## STATED EXERCISE
Reproduce the listing below verbatim.

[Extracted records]
>>
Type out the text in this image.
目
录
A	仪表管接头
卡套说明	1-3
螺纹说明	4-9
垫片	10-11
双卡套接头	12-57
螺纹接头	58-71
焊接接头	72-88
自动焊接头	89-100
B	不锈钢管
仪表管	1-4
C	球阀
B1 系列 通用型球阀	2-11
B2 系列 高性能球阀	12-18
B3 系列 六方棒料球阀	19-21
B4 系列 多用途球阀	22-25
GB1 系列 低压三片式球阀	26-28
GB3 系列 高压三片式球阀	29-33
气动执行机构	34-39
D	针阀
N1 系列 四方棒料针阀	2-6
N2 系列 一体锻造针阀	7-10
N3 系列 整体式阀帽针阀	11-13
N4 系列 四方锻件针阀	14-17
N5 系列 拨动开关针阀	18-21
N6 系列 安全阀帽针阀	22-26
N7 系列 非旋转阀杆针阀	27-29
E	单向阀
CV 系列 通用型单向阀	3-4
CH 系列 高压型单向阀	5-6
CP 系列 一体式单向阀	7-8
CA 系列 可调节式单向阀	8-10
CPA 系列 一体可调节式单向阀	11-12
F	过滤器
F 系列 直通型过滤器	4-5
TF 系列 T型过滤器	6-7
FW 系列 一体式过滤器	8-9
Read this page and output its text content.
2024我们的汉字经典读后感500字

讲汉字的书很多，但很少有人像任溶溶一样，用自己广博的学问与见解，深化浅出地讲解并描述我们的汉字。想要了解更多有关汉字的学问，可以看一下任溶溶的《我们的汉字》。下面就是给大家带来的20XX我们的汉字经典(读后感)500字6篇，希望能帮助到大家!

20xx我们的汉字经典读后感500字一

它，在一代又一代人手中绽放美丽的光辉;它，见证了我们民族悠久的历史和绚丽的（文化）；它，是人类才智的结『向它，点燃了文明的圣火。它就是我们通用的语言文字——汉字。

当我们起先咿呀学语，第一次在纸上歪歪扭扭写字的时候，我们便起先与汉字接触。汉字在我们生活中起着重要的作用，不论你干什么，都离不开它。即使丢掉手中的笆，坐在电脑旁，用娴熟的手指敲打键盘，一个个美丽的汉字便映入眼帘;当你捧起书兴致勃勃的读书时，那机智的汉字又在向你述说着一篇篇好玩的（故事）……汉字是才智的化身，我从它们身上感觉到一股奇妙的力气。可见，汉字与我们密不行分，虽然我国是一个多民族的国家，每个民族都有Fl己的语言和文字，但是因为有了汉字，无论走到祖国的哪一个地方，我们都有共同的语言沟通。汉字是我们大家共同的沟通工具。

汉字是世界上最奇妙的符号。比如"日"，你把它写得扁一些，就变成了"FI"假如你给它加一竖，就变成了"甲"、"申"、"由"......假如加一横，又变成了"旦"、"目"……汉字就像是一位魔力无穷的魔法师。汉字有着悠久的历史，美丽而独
<<
## RESPONSE TO THE EXERCISE
Type out the text in this image.
目
录
A	仪表管接头
卡套说明	1-3
螺纹说明	4-9
垫片	10-11
双卡套接头	12-57
螺纹接头	58-71
焊接接头	72-88
自动焊接头	89-100
B	不锈钢管
仪表管	1-4
C	球阀
B1 系列 通用型球阀	2-11
B2 系列 高性能球阀	12-18
B3 系列 六方棒料球阀	19-21
B4 系列 多用途球阀	22-25
GB1 系列 低压三片式球阀	26-28
GB3 系列 高压三片式球阀	29-33
气动执行机构	34-39
D	针阀
N1 系列 四方棒料针阀	2-6
N2 系列 一体锻造针阀	7-10
N3 系列 整体式阀帽针阀	11-13
N4 系列 四方锻件针阀	14-17
N5 系列 拨动开关针阀	18-21
N6 系列 安全阀帽针阀	22-26
N7 系列 非旋转阀杆针阀	27-29
E	单向阀
CV 系列 通用型单向阀	3-4
CH 系列 高压型单向阀	5-6
CP 系列 一体式单向阀	7-8
CA 系列 可调节式单向阀	8-10
CPA 系列 一体可调节式单向阀	11-12
F	过滤器
F 系列 直通型过滤器	4-5
TF 系列 T型过滤器	6-7
FW 系列 一体式过滤器	8-9
Read this page and output its text content.
2024我们的汉字经典读后感500字

讲汉字的书很多，但很少有人像任溶溶一样，用自己广博的学问与见解，深化浅出地讲解并描述我们的汉字。想要了解更多有关汉字的学问，可以看一下任溶溶的《我们的汉字》。下面就是给大家带来的20XX我们的汉字经典(读后感)500字6篇，希望能帮助到大家!

20xx我们的汉字经典读后感500字一

它，在一代又一代人手中绽放美丽的光辉;它，见证了我们民族悠久的历史和绚丽的（文化）；它，是人类才智的结『向它，点燃了文明的圣火。它就是我们通用的语言文字——汉字。

当我们起先咿呀学语，第一次在纸上歪歪扭扭写字的时候，我们便起先与汉字接触。汉字在我们生活中起着重要的作用，不论你干什么，都离不开它。即使丢掉手中的笆，坐在电脑旁，用娴熟的手指敲打键盘，一个个美丽的汉字便映入眼帘;当你捧起书兴致勃勃的读书时，那机智的汉字又在向你述说着一篇篇好玩的（故事）……汉字是才智的化身，我从它们身上感觉到一股奇妙的力气。可见，汉字与我们密不行分，虽然我国是一个多民族的国家，每个民族都有Fl己的语言和文字，但是因为有了汉字，无论走到祖国的哪一个地方，我们都有共同的语言沟通。汉字是我们大家共同的沟通工具。

汉字是世界上最奇妙的符号。比如"日"，你把它写得扁一些，就变成了"FI"假如你给它加一竖，就变成了"甲"、"申"、"由"......假如加一横，又变成了"旦"、"目"……汉字就像是一位魔力无穷的魔法师。汉字有着悠久的历史，美丽而独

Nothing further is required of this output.